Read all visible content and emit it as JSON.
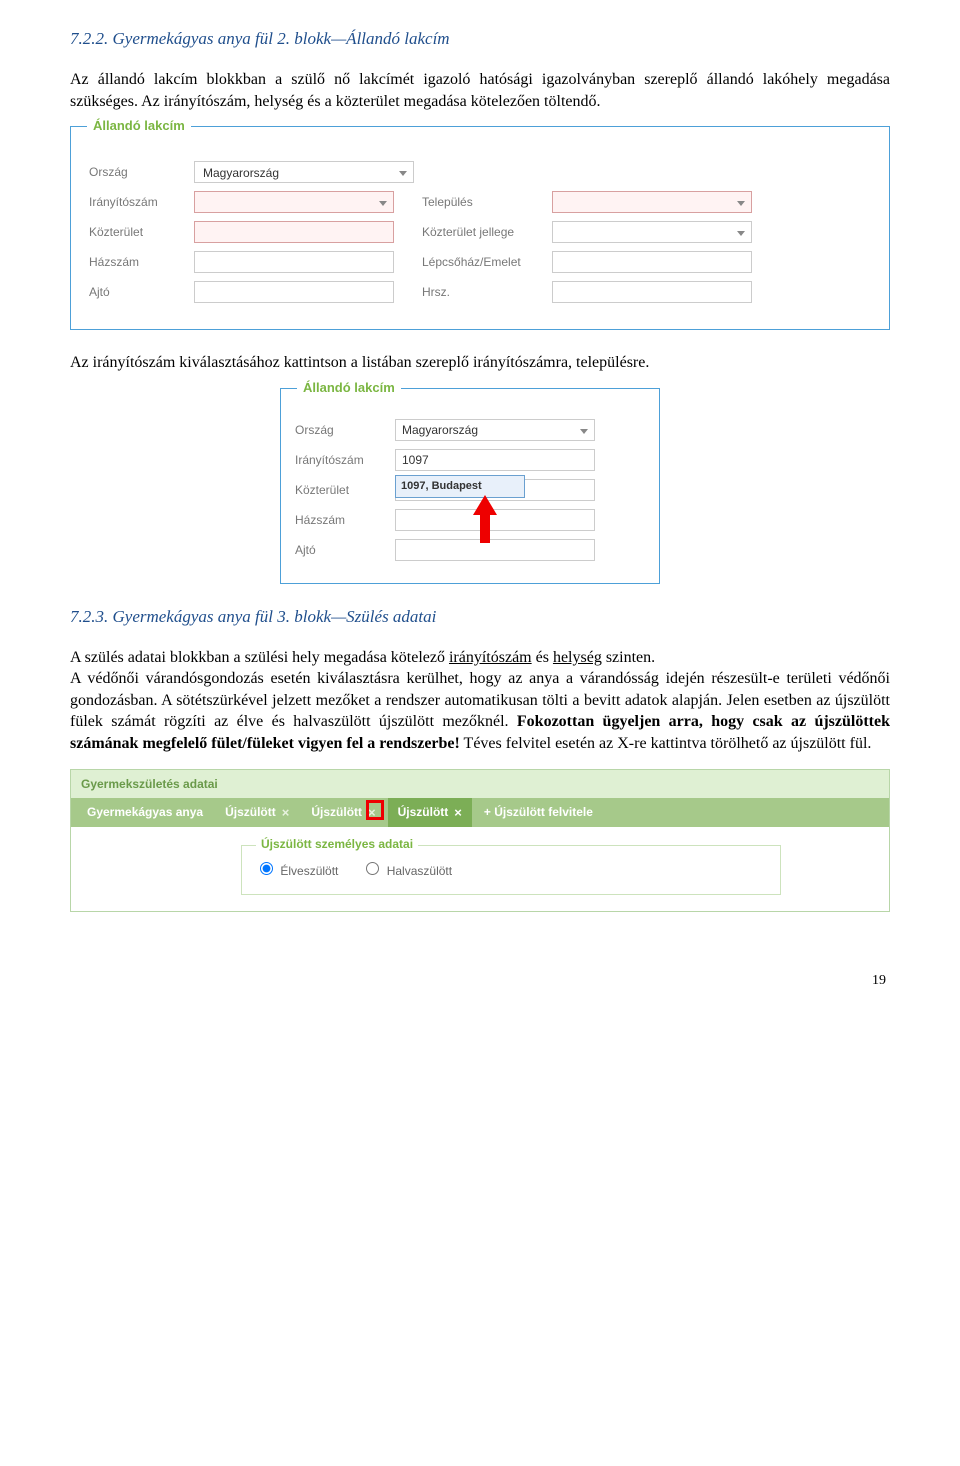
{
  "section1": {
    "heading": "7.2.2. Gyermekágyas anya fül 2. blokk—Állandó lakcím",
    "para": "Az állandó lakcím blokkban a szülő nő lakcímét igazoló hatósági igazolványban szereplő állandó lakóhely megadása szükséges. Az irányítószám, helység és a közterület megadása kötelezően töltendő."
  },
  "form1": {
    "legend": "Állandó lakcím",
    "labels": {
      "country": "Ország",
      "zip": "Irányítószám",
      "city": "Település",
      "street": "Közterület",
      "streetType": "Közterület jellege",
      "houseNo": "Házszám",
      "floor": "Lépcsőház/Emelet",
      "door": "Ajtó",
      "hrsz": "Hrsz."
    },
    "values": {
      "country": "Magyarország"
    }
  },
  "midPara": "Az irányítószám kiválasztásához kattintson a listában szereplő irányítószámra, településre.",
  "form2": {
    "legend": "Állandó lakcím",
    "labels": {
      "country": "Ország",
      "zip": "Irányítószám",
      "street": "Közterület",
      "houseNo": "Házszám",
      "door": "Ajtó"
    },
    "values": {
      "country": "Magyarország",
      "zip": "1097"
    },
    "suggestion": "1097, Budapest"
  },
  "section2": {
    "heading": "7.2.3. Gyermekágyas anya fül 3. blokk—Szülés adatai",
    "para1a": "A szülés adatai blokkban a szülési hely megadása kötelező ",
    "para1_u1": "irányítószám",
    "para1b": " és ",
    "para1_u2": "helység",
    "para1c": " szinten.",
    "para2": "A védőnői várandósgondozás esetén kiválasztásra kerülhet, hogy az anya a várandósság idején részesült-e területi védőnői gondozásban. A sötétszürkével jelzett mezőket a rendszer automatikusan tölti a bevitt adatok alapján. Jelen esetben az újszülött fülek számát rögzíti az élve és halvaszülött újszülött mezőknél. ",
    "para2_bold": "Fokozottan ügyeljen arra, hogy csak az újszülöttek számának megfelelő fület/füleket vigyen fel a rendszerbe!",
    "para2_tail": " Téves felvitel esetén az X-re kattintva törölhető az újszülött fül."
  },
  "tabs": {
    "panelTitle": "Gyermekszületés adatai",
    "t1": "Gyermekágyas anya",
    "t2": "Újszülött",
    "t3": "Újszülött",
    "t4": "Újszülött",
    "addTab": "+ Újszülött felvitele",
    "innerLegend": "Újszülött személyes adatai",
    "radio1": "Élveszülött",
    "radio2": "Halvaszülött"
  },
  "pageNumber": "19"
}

**YOUR GOAL**:
Return the whole listing, word for word, and leave out every picture.

**CORRECT OUTPUT**:
Read all visible content and emit it as JSON.
{
  "section1": {
    "heading": "7.2.2. Gyermekágyas anya fül 2. blokk—Állandó lakcím",
    "para": "Az állandó lakcím blokkban a szülő nő lakcímét igazoló hatósági igazolványban szereplő állandó lakóhely megadása szükséges. Az irányítószám, helység és a közterület megadása kötelezően töltendő."
  },
  "form1": {
    "legend": "Állandó lakcím",
    "labels": {
      "country": "Ország",
      "zip": "Irányítószám",
      "city": "Település",
      "street": "Közterület",
      "streetType": "Közterület jellege",
      "houseNo": "Házszám",
      "floor": "Lépcsőház/Emelet",
      "door": "Ajtó",
      "hrsz": "Hrsz."
    },
    "values": {
      "country": "Magyarország"
    }
  },
  "midPara": "Az irányítószám kiválasztásához kattintson a listában szereplő irányítószámra, településre.",
  "form2": {
    "legend": "Állandó lakcím",
    "labels": {
      "country": "Ország",
      "zip": "Irányítószám",
      "street": "Közterület",
      "houseNo": "Házszám",
      "door": "Ajtó"
    },
    "values": {
      "country": "Magyarország",
      "zip": "1097"
    },
    "suggestion": "1097, Budapest"
  },
  "section2": {
    "heading": "7.2.3. Gyermekágyas anya fül 3. blokk—Szülés adatai",
    "para1a": "A szülés adatai blokkban a szülési hely megadása kötelező ",
    "para1_u1": "irányítószám",
    "para1b": " és ",
    "para1_u2": "helység",
    "para1c": " szinten.",
    "para2": "A védőnői várandósgondozás esetén kiválasztásra kerülhet, hogy az anya a várandósság idején részesült-e területi védőnői gondozásban. A sötétszürkével jelzett mezőket a rendszer automatikusan tölti a bevitt adatok alapján. Jelen esetben az újszülött fülek számát rögzíti az élve és halvaszülött újszülött mezőknél. ",
    "para2_bold": "Fokozottan ügyeljen arra, hogy csak az újszülöttek számának megfelelő fület/füleket vigyen fel a rendszerbe!",
    "para2_tail": " Téves felvitel esetén az X-re kattintva törölhető az újszülött fül."
  },
  "tabs": {
    "panelTitle": "Gyermekszületés adatai",
    "t1": "Gyermekágyas anya",
    "t2": "Újszülött",
    "t3": "Újszülött",
    "t4": "Újszülött",
    "addTab": "+ Újszülött felvitele",
    "innerLegend": "Újszülött személyes adatai",
    "radio1": "Élveszülött",
    "radio2": "Halvaszülött"
  },
  "pageNumber": "19"
}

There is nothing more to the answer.